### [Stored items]
((
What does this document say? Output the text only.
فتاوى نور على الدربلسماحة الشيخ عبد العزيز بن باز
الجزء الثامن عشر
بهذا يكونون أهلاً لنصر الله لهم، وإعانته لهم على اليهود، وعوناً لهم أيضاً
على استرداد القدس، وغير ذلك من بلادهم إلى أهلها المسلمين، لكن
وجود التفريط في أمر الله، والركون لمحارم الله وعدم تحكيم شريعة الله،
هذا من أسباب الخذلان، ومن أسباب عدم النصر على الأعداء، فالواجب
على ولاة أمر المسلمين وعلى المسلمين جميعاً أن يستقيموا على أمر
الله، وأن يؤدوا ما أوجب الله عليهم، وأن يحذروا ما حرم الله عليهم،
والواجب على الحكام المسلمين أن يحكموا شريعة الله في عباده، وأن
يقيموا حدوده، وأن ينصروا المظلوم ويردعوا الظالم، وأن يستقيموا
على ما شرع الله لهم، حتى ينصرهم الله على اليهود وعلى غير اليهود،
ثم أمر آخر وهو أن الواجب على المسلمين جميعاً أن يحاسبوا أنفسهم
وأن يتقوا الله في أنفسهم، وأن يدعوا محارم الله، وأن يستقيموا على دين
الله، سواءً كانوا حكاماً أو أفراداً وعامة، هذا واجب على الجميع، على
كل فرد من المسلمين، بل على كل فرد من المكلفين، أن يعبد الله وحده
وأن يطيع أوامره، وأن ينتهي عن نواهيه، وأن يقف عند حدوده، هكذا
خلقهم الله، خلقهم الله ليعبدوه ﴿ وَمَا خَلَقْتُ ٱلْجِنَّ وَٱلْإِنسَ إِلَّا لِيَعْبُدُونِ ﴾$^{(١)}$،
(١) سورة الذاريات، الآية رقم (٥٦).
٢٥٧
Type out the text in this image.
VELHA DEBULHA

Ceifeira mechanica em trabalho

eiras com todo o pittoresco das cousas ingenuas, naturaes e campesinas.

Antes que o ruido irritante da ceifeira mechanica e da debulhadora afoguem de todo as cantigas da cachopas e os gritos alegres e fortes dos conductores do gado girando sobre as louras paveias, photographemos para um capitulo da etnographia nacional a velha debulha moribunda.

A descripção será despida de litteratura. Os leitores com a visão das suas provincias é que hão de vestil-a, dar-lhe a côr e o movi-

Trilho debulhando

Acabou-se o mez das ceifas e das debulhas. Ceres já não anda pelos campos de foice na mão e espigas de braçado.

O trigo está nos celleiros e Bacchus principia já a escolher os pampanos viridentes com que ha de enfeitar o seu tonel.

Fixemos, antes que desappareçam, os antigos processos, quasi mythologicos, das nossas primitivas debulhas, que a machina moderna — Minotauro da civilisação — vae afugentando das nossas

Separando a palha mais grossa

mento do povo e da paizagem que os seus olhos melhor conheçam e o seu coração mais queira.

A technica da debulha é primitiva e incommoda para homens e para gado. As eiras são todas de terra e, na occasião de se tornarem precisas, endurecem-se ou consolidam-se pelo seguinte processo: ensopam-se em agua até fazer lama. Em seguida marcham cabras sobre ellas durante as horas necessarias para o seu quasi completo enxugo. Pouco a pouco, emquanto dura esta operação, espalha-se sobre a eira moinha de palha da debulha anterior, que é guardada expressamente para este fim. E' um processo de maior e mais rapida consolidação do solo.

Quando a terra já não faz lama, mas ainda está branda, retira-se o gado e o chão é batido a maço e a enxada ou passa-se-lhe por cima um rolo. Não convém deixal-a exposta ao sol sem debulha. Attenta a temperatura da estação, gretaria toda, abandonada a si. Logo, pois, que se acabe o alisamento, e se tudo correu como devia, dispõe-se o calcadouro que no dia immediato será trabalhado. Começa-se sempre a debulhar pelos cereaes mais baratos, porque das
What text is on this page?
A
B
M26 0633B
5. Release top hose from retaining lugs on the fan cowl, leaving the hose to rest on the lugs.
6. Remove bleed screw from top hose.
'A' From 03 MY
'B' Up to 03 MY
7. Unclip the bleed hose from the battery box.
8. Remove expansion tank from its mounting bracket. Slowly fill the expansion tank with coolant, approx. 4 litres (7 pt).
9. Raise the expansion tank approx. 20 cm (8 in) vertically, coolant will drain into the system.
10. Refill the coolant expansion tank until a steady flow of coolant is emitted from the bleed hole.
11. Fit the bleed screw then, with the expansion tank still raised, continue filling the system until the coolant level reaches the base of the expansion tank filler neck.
))
### [What you will do]
Show all lines from the data above in which the word "أنفسهم" appears.

### [Problem solution]
ثم أمر آخر وهو أن الواجب على المسلمين جميعاً أن يحاسبوا أنفسهم
وأن يتقوا الله في أنفسهم، وأن يدعوا محارم الله، وأن يستقيموا على دين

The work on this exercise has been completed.